* Data to use:
******
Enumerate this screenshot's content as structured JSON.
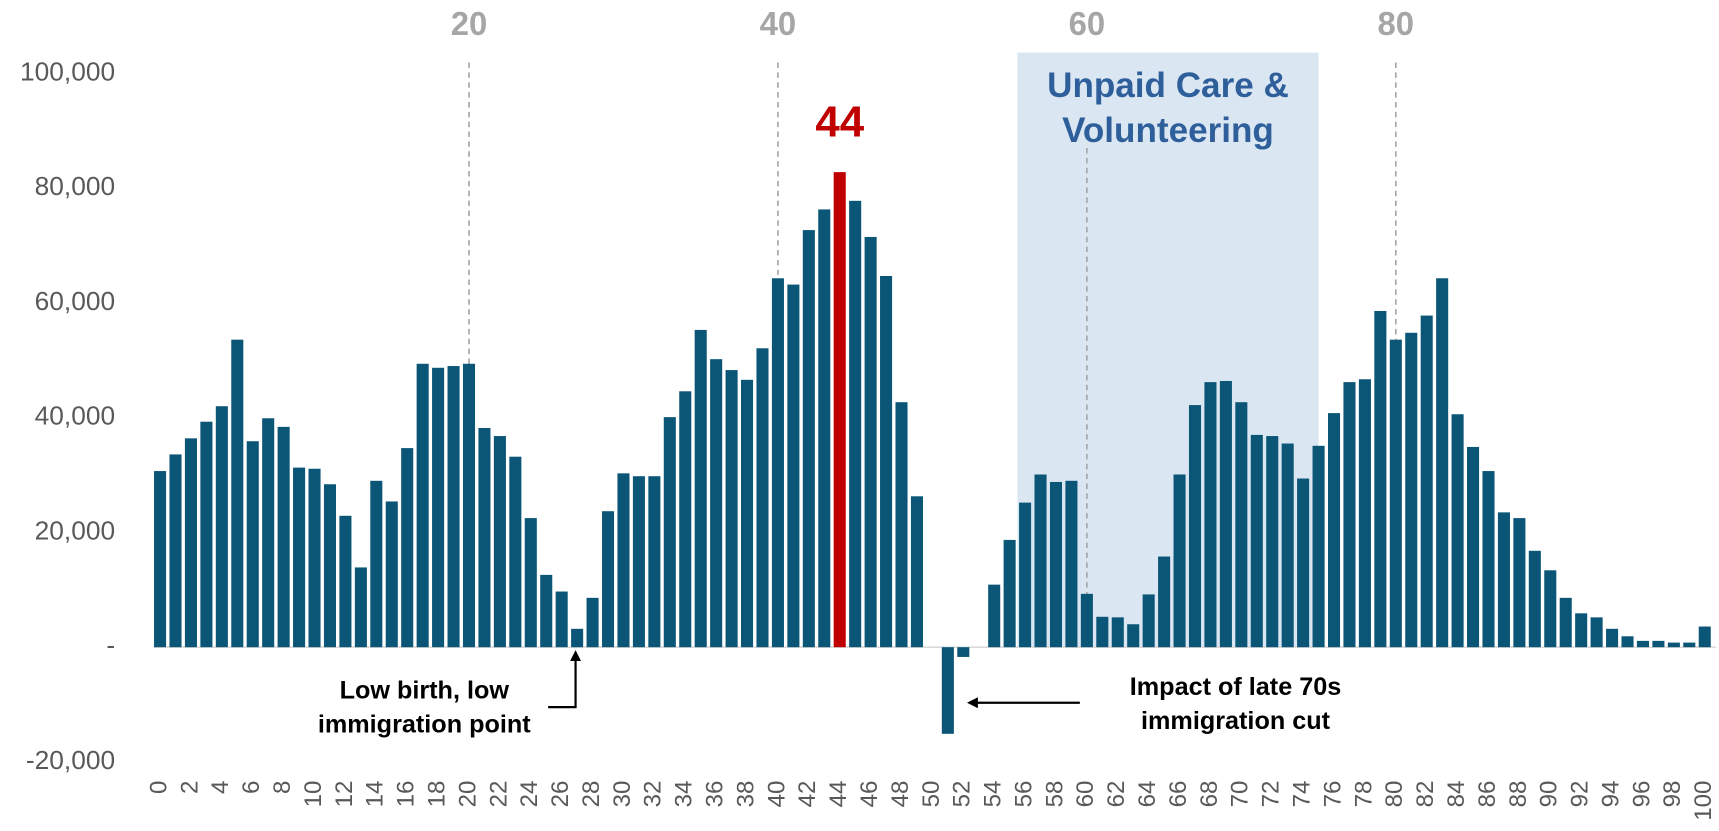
{
  "chart_data": {
    "type": "bar",
    "categories": [
      0,
      null,
      2,
      null,
      4,
      null,
      6,
      null,
      8,
      null,
      10,
      null,
      12,
      null,
      14,
      null,
      16,
      null,
      18,
      null,
      20,
      null,
      22,
      null,
      24,
      null,
      26,
      null,
      28,
      null,
      30,
      null,
      32,
      null,
      34,
      null,
      36,
      null,
      38,
      null,
      40,
      null,
      42,
      null,
      44,
      null,
      46,
      null,
      48,
      null,
      50,
      null,
      52,
      null,
      54,
      null,
      56,
      null,
      58,
      null,
      60,
      null,
      62,
      null,
      64,
      null,
      66,
      null,
      68,
      null,
      70,
      null,
      72,
      null,
      74,
      null,
      76,
      null,
      78,
      null,
      80,
      null,
      82,
      null,
      84,
      null,
      86,
      null,
      88,
      null,
      90,
      null,
      92,
      null,
      94,
      null,
      96,
      null,
      98,
      null,
      100
    ],
    "values": [
      30700,
      33600,
      36400,
      39300,
      42000,
      53600,
      35900,
      39900,
      38400,
      31300,
      31100,
      28400,
      22900,
      13900,
      29000,
      25400,
      34700,
      49400,
      48700,
      49000,
      49400,
      38200,
      36800,
      33200,
      22500,
      12600,
      9700,
      3200,
      8600,
      23700,
      30300,
      29800,
      29800,
      40100,
      44600,
      55300,
      50200,
      48300,
      46600,
      52100,
      64300,
      63200,
      72700,
      76300,
      82800,
      77800,
      71500,
      64700,
      42700,
      26300,
      0,
      -15100,
      -1700,
      0,
      10900,
      18700,
      25200,
      30100,
      28800,
      29000,
      9300,
      5300,
      5200,
      4000,
      9200,
      15800,
      30100,
      42200,
      46200,
      46400,
      42700,
      37000,
      36800,
      35500,
      29400,
      35100,
      40800,
      46200,
      46700,
      58600,
      53600,
      54800,
      57800,
      64300,
      40600,
      34900,
      30700,
      23500,
      22500,
      16800,
      13400,
      8600,
      5900,
      5200,
      3200,
      1900,
      1100,
      1100,
      800,
      800,
      3600
    ],
    "color": "#0b5677",
    "highlight_index": 44,
    "highlight_color": "#c00000",
    "ylim": [
      -20000,
      100000
    ],
    "yticks": [
      {
        "value": -20000,
        "label": "-20,000"
      },
      {
        "value": 0,
        "label": "-"
      },
      {
        "value": 20000,
        "label": "20,000"
      },
      {
        "value": 40000,
        "label": "40,000"
      },
      {
        "value": 60000,
        "label": "60,000"
      },
      {
        "value": 80000,
        "label": "80,000"
      },
      {
        "value": 100000,
        "label": "100,000"
      }
    ],
    "top_ticks": [
      20,
      40,
      60,
      80
    ],
    "band": {
      "from": 55.5,
      "to": 75,
      "color": "#dae7f3",
      "text": [
        "Unpaid Care &",
        "Volunteering"
      ]
    },
    "annotations": [
      {
        "text": [
          "Low birth, low",
          "immigration point"
        ]
      },
      {
        "text": [
          "Impact of late 70s",
          "immigration cut"
        ]
      }
    ]
  }
}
******
* Set exercise:
Identify lines with the string "immigration". Copy each one.

* Answer below:
          "immigration point"
          "immigration cut"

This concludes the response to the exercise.